** start of SOURCE RECORDS **

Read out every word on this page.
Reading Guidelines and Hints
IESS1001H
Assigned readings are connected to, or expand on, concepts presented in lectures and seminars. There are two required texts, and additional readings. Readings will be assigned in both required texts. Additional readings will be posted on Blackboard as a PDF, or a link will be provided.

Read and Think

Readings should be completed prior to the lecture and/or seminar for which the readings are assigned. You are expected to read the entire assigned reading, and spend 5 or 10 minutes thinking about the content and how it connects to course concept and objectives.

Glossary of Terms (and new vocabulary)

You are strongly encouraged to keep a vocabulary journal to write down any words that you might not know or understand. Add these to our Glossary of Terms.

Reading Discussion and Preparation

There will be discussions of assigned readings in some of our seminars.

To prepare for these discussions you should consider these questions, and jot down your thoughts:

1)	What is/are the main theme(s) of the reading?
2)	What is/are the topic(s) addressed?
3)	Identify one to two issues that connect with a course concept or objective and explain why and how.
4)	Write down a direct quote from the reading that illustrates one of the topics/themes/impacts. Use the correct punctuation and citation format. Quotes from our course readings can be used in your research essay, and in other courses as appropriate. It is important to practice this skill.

** end of SOURCE RECORDS **

[WHAT NEEDS TO BE DONE] Count how many lines contain "assigned" and give only that count.

[REPLY] 3